Opdrachtdetails: Schrijf het artikel over Graham Swift verder, te beginnen na de laatste zin ervan.

Aangeleverd fragment:
···
Graham Swift interview (De Standaard)


Graham Swift schrijft over geluk

Dag des oordeels

Wat weten we eigenlijk over onze ouders? Welke verlangens drijven hen en hoe hevig brandde het vuur ooit? Graham Swift vraagt het zich af in zijn nieuwe roman ‘Morgen’.

Kathy Mathys

Sommige schrijvers zijn beroemder om hun bochtrijke levenswandel dan om hun werk. Over anderen levert een zoeksessie op het net nauwelijks een keurig biografietje op, geschikt voor schoolse boekbesprekingen, of een reeks bloedernstige vragen voor de volgende bijeenkomst van de boekenclub. De Engelse Graham Swift behoort onmiskenbaar tot de tweede categorie. Dat hij graag vist in zijn vrije tijd is zowat het meest spectaculaire wat ik al surfend over hem te weten kom. Zelfs het vermeende schandaal over zijn Booker Prize-winnaar ‘Laatste ronde’ (2002) was eigenlijk niet meer dan een storm in een glas water. Boze tongen hadden het over plagiaat: het boek was volgens hen een doorslagje van Wiliam Faulkners ‘As I Lay Dying’. Maar de ophef duurde niet lang en Swifts positie als één van Engelands belangrijkste hedendaagse schrijvers verstevigde enkel na de prijstoekenning.
···
Vastgelegde gegevens:

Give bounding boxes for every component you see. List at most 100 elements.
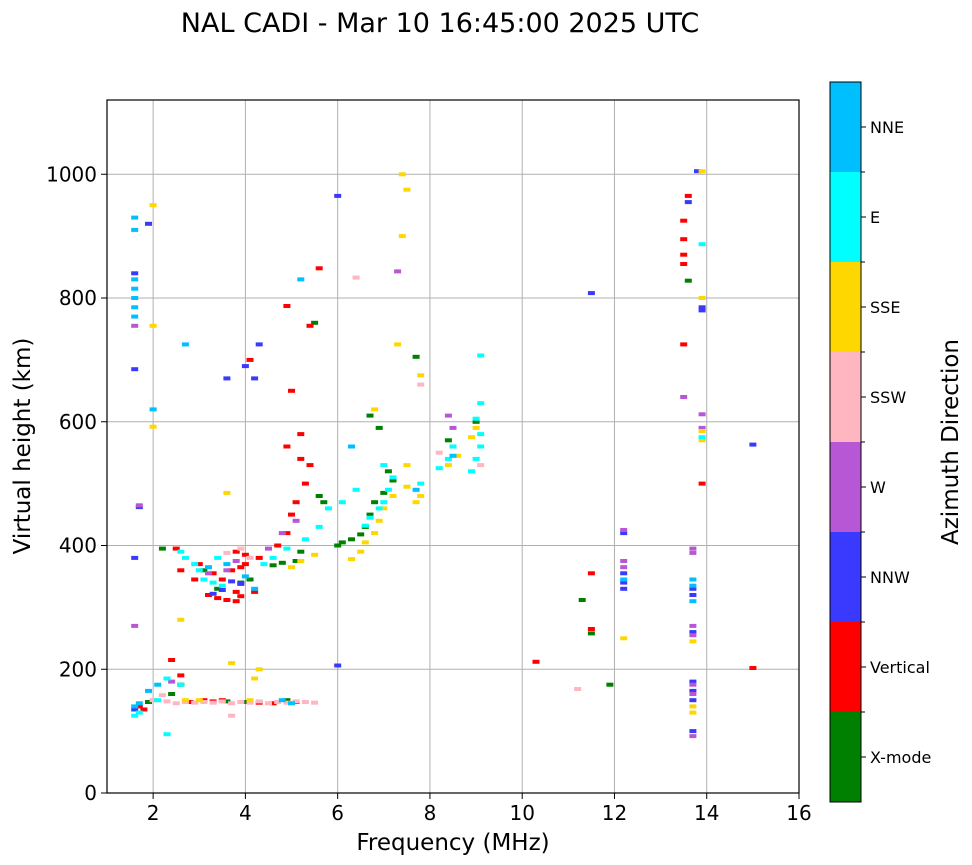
···
Uitvoer opdracht:
Swift die in de schaarse bio’s etiketten als ‘ingetogen’ en ‘meditatief’ krijgt opgeplakt, schuift licht aarzelend aan tafel voor één van zijn eerste gesprekken over ‘Morgen’. Het Engelse origineel verschijnt pas in april en Swift zit duidelijk nog verlegen om vlotte antwoorden. Toch denk ik niet dat je zelfs na een twintigste gesprek een peptalk spuiende Swift aan het werk zou zien. Hij wikt en weegt zijn uitspraken en geeft duidelijk geen zier om straffe stellingen of vinnige uitschieters.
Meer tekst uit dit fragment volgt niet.